◆ **Written problem**
Please print every item below line for line, with no changes.

Records from a dataset:
↓↓↓

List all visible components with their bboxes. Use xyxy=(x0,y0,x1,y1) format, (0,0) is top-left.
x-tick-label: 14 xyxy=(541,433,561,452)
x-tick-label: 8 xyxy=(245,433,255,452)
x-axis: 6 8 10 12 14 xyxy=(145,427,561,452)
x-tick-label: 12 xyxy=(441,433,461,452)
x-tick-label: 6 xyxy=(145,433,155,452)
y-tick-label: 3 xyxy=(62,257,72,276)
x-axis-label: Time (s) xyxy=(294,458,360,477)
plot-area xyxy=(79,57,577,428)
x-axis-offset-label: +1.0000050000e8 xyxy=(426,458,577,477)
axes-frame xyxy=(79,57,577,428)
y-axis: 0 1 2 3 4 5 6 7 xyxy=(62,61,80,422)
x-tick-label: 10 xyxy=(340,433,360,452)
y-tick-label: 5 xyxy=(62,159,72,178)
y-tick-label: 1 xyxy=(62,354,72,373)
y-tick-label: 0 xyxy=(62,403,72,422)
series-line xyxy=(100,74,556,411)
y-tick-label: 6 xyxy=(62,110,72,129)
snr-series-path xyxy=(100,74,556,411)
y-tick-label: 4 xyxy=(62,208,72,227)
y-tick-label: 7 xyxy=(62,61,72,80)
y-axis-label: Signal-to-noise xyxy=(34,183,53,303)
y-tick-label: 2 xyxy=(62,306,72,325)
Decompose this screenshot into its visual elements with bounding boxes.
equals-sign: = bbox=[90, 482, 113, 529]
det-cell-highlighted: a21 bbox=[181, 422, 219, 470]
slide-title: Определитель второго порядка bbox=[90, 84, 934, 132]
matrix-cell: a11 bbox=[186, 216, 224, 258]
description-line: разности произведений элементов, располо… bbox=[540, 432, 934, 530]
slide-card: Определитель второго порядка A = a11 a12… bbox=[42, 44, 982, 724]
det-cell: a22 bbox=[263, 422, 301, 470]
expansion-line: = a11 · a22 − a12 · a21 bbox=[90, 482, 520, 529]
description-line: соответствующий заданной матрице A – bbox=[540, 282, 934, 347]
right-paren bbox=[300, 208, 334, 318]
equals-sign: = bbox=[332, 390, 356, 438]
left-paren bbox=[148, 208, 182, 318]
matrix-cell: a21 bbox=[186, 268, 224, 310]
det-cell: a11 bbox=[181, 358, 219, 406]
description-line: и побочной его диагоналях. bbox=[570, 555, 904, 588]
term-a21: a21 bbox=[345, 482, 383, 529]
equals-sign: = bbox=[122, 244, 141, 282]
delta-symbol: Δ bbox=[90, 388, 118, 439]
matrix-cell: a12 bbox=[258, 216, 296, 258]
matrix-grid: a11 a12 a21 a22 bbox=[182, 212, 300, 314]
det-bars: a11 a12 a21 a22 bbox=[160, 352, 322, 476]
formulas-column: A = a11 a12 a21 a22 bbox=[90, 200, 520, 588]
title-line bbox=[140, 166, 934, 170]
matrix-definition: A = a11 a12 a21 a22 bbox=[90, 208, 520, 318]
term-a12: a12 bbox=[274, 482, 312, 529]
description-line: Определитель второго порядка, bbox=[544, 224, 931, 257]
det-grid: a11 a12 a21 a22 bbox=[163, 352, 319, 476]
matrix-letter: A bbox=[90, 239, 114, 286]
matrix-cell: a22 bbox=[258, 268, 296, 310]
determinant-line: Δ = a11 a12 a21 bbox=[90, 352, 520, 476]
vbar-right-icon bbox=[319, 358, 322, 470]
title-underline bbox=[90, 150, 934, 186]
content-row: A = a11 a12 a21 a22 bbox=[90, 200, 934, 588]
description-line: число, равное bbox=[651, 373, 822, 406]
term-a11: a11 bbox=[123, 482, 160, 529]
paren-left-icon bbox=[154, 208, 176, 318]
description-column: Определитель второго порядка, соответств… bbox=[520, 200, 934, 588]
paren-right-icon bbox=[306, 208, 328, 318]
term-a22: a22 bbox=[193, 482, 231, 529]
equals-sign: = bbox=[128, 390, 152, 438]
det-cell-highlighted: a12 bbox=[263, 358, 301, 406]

↑↑↑

◆ **Right answer**
List all visible components with their bboxes. Use xyxy=(x0,y0,x1,y1) format, (0,0) is top-left.
x-tick-label: 14 xyxy=(541,433,561,452)
x-tick-label: 8 xyxy=(245,433,255,452)
x-axis: 6 8 10 12 14 xyxy=(145,427,561,452)
x-tick-label: 12 xyxy=(441,433,461,452)
x-tick-label: 6 xyxy=(145,433,155,452)
y-tick-label: 3 xyxy=(62,257,72,276)
x-axis-label: Time (s) xyxy=(294,458,360,477)
plot-area xyxy=(79,57,577,428)
x-axis-offset-label: +1.0000050000e8 xyxy=(426,458,577,477)
axes-frame xyxy=(79,57,577,428)
y-axis: 0 1 2 3 4 5 6 7 xyxy=(62,61,80,422)
x-tick-label: 10 xyxy=(340,433,360,452)
y-tick-label: 5 xyxy=(62,159,72,178)
y-tick-label: 1 xyxy=(62,354,72,373)
y-tick-label: 0 xyxy=(62,403,72,422)
series-line xyxy=(100,74,556,411)
y-tick-label: 6 xyxy=(62,110,72,129)
snr-series-path xyxy=(100,74,556,411)
y-tick-label: 4 xyxy=(62,208,72,227)
y-tick-label: 7 xyxy=(62,61,72,80)
y-axis-label: Signal-to-noise xyxy=(34,183,53,303)
y-tick-label: 2 xyxy=(62,306,72,325)
Decompose this screenshot into its visual elements with bounding boxes.
equals-sign: = bbox=[90, 482, 113, 529]
det-cell-highlighted: a21 bbox=[181, 422, 219, 470]
slide-title: Определитель второго порядка bbox=[90, 84, 934, 132]
matrix-cell: a11 bbox=[186, 216, 224, 258]
description-line: разности произведений элементов, располо… bbox=[540, 432, 934, 530]
slide-card: Определитель второго порядка A = a11 a12… bbox=[42, 44, 982, 724]
det-cell: a22 bbox=[263, 422, 301, 470]
expansion-line: = a11 · a22 − a12 · a21 bbox=[90, 482, 520, 529]
description-line: соответствующий заданной матрице A – bbox=[540, 282, 934, 347]
right-paren bbox=[300, 208, 334, 318]
equals-sign: = bbox=[332, 390, 356, 438]
left-paren bbox=[148, 208, 182, 318]
matrix-cell: a21 bbox=[186, 268, 224, 310]
det-cell: a11 bbox=[181, 358, 219, 406]
description-line: и побочной его диагоналях. bbox=[570, 555, 904, 588]
term-a21: a21 bbox=[345, 482, 383, 529]
equals-sign: = bbox=[122, 244, 141, 282]
delta-symbol: Δ bbox=[90, 388, 118, 439]
matrix-cell: a12 bbox=[258, 216, 296, 258]
matrix-grid: a11 a12 a21 a22 bbox=[182, 212, 300, 314]
det-bars: a11 a12 a21 a22 bbox=[160, 352, 322, 476]
formulas-column: A = a11 a12 a21 a22 bbox=[90, 200, 520, 588]
title-line bbox=[140, 166, 934, 170]
matrix-definition: A = a11 a12 a21 a22 bbox=[90, 208, 520, 318]
term-a12: a12 bbox=[274, 482, 312, 529]
description-line: Определитель второго порядка, bbox=[544, 224, 931, 257]
det-grid: a11 a12 a21 a22 bbox=[163, 352, 319, 476]
matrix-letter: A bbox=[90, 239, 114, 286]
matrix-cell: a22 bbox=[258, 268, 296, 310]
determinant-line: Δ = a11 a12 a21 bbox=[90, 352, 520, 476]
vbar-right-icon bbox=[319, 358, 322, 470]
title-underline bbox=[90, 150, 934, 186]
content-row: A = a11 a12 a21 a22 bbox=[90, 200, 934, 588]
description-line: число, равное bbox=[651, 373, 822, 406]
term-a11: a11 bbox=[123, 482, 160, 529]
paren-left-icon bbox=[154, 208, 176, 318]
description-column: Определитель второго порядка, соответств… bbox=[520, 200, 934, 588]
paren-right-icon bbox=[306, 208, 328, 318]
term-a22: a22 bbox=[193, 482, 231, 529]
equals-sign: = bbox=[128, 390, 152, 438]
det-cell-highlighted: a12 bbox=[263, 358, 301, 406]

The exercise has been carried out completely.